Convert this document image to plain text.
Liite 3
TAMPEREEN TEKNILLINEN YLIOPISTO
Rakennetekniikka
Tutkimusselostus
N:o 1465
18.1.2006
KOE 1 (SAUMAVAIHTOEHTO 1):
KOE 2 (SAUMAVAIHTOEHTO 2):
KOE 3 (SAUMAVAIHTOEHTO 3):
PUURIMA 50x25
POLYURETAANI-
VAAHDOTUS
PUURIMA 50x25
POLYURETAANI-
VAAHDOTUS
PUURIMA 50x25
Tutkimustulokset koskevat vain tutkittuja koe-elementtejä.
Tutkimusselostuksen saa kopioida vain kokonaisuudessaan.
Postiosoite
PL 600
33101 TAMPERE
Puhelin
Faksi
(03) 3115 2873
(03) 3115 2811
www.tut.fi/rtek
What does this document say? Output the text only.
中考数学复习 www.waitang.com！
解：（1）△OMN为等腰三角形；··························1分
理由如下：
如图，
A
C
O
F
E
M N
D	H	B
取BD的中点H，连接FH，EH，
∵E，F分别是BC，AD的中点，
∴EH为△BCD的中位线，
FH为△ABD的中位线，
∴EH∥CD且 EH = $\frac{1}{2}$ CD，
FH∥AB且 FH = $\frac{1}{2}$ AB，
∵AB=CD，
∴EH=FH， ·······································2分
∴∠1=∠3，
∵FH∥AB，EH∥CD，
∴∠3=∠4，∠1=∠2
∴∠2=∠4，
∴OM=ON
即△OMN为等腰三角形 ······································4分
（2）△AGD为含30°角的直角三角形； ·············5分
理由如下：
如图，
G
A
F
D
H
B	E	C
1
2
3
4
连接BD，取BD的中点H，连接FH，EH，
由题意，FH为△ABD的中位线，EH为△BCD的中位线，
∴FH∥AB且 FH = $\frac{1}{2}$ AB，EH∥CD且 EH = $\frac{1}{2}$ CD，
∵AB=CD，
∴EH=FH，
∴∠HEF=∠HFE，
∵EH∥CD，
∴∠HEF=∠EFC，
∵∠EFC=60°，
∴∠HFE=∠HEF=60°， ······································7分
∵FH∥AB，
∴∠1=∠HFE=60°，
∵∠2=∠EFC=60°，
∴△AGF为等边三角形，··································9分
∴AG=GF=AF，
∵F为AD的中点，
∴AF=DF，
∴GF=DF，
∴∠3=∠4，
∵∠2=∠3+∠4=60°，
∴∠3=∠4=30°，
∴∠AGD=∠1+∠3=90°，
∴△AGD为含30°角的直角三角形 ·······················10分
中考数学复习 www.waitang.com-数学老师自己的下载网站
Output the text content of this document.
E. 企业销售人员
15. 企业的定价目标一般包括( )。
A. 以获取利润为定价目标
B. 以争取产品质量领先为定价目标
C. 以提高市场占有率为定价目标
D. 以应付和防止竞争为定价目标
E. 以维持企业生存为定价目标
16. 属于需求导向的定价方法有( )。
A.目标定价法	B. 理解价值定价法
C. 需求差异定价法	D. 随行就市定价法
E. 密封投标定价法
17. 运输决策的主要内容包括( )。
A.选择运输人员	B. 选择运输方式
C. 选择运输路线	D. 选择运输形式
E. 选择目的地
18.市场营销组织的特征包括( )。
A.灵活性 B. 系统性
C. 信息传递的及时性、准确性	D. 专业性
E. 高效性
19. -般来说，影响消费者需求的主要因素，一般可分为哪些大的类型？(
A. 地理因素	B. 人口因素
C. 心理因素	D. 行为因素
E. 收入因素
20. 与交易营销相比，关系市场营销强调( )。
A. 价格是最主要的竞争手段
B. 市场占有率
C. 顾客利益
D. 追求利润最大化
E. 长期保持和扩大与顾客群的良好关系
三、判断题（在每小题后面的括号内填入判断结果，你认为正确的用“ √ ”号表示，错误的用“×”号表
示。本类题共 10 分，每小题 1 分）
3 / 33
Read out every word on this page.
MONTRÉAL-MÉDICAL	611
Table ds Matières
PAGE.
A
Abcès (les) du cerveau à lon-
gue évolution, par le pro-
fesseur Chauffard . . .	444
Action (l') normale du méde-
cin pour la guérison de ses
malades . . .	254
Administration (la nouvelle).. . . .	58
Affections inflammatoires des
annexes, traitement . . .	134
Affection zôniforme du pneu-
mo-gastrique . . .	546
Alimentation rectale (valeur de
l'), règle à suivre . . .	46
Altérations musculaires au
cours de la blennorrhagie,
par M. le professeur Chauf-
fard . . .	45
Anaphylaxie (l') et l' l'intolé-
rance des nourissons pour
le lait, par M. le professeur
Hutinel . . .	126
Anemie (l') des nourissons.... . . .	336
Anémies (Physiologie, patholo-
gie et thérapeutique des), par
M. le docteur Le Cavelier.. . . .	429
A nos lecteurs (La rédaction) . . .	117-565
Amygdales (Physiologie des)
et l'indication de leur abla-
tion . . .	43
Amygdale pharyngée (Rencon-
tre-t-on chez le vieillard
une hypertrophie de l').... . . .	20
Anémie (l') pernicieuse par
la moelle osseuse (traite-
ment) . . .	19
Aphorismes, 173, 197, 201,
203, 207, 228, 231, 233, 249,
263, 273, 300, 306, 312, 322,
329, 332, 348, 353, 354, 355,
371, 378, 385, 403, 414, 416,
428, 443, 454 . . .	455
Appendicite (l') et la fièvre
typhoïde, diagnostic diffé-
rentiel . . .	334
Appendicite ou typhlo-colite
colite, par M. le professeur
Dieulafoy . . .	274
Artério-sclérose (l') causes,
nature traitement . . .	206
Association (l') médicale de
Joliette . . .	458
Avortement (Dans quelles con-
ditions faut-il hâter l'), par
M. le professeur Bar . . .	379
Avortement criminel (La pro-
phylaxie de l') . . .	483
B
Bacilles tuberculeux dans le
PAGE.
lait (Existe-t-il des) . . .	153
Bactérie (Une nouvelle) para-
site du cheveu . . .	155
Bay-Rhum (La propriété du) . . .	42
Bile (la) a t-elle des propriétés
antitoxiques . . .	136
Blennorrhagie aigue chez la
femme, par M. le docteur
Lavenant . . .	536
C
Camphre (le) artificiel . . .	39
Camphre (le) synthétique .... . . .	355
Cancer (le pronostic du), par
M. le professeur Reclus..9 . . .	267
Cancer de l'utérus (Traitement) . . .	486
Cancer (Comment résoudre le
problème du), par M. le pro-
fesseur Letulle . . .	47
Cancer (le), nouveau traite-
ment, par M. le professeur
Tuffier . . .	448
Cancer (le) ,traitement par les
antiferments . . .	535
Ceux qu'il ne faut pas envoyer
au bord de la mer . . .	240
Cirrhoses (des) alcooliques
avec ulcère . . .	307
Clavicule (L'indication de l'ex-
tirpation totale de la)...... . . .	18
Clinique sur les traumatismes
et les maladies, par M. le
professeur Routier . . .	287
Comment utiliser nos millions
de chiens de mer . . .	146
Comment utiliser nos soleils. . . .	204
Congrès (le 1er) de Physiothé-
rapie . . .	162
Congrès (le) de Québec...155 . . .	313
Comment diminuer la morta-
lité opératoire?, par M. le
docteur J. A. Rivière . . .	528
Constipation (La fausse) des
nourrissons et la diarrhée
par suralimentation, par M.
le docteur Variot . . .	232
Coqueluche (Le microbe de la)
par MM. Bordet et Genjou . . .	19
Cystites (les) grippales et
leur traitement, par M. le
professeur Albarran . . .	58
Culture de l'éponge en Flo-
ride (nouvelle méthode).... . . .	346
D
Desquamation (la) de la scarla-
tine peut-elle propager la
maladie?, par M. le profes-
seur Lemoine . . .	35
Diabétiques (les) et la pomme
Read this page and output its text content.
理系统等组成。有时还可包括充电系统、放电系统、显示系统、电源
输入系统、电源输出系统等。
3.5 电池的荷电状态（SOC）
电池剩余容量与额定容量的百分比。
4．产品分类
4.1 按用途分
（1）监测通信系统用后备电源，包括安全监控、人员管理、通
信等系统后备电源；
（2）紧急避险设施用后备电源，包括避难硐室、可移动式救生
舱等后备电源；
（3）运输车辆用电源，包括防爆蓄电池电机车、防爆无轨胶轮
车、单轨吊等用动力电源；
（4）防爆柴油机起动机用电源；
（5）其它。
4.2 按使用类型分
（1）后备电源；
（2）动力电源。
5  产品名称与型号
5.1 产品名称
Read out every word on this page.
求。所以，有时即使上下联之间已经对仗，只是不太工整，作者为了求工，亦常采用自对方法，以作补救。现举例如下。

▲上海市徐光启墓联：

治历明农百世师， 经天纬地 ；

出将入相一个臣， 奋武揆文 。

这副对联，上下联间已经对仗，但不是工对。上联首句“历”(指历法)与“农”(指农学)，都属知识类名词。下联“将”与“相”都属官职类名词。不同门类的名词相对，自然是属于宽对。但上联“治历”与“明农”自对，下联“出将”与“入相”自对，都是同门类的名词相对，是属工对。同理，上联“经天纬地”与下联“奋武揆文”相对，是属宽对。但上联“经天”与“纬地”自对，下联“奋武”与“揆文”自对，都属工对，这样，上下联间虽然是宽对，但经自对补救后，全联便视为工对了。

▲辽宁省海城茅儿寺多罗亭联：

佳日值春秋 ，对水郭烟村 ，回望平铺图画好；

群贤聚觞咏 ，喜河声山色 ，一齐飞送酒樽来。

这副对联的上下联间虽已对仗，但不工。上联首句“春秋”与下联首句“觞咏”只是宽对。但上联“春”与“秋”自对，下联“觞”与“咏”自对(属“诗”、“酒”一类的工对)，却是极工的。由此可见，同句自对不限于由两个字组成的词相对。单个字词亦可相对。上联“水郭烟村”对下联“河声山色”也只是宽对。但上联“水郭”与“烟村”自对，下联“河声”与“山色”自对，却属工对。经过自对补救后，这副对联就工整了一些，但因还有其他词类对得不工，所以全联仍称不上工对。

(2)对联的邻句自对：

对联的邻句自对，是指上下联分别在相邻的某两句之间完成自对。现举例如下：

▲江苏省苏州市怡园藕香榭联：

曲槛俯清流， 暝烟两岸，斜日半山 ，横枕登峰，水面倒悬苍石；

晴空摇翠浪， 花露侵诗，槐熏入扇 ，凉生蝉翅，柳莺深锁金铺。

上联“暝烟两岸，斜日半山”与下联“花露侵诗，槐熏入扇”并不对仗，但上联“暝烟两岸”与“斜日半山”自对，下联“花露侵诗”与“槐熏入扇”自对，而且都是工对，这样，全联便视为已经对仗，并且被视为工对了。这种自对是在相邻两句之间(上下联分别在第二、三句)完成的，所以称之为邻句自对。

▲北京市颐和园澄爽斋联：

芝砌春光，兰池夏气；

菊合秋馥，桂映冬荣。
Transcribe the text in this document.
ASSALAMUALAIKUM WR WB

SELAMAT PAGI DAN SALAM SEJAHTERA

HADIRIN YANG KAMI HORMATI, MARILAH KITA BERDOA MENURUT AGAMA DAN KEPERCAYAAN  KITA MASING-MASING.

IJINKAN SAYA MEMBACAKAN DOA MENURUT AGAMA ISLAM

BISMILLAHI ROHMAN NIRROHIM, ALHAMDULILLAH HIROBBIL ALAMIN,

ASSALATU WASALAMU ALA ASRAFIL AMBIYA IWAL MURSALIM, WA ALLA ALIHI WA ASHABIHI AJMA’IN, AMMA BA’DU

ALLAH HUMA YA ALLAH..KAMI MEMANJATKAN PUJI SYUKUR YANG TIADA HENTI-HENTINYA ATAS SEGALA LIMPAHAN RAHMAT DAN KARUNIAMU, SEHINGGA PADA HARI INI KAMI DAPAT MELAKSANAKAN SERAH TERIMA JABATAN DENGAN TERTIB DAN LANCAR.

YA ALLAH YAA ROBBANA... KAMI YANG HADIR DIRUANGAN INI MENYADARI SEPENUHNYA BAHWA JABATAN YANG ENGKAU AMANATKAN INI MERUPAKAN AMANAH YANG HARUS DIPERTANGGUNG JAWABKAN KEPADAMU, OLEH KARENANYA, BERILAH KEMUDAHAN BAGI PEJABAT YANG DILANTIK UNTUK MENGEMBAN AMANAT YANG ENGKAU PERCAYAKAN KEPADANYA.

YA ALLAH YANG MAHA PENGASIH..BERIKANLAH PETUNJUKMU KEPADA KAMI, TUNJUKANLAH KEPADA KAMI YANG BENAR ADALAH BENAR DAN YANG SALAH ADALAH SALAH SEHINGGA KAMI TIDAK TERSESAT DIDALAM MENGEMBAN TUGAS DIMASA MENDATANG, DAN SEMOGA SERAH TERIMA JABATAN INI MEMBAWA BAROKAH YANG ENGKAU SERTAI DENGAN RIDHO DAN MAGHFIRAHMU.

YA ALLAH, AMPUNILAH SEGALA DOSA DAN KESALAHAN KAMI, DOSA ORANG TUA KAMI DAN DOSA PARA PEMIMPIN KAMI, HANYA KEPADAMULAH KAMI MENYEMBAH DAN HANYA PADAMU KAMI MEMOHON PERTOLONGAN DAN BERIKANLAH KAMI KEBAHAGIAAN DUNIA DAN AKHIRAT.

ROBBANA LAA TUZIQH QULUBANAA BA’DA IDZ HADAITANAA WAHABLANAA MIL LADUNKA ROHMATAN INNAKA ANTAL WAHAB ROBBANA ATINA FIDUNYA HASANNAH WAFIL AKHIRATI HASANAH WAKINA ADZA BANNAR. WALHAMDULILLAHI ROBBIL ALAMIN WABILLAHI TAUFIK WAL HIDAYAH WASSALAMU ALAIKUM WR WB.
========================
INSTRUCTIONS FOR THE TASK: Search the listing for the string "上联首句". Copy each line where it turns up.

REPLY:
这副对联，上下联间已经对仗，但不是工对。上联首句“历”(指历法)与“农”(指农学)，都属知识类名词。下联“将”与“相”都属官职类名词。不同门类的名词相对，自然是属于宽对。但上联“治历”与“明农”自对，下联“出将”与“入相”自对，都是同门类的名词相对，是属工对。同理，上联“经天纬地”与下联“奋武揆文”相对，是属宽对。但上联“经天”与“纬地”自对，下联“奋武”与“揆文”自对，都属工对，这样，上下联间虽然是宽对，但经自对补救后，全联便视为工对了。
这副对联的上下联间虽已对仗，但不工。上联首句“春秋”与下联首句“觞咏”只是宽对。但上联“春”与“秋”自对，下联“觞”与“咏”自对(属“诗”、“酒”一类的工对)，却是极工的。由此可见，同句自对不限于由两个字组成的词相对。单个字词亦可相对。上联“水郭烟村”对下联“河声山色”也只是宽对。但上联“水郭”与“烟村”自对，下联“河声”与“山色”自对，却属工对。经过自对补救后，这副对联就工整了一些，但因还有其他词类对得不工，所以全联仍称不上工对。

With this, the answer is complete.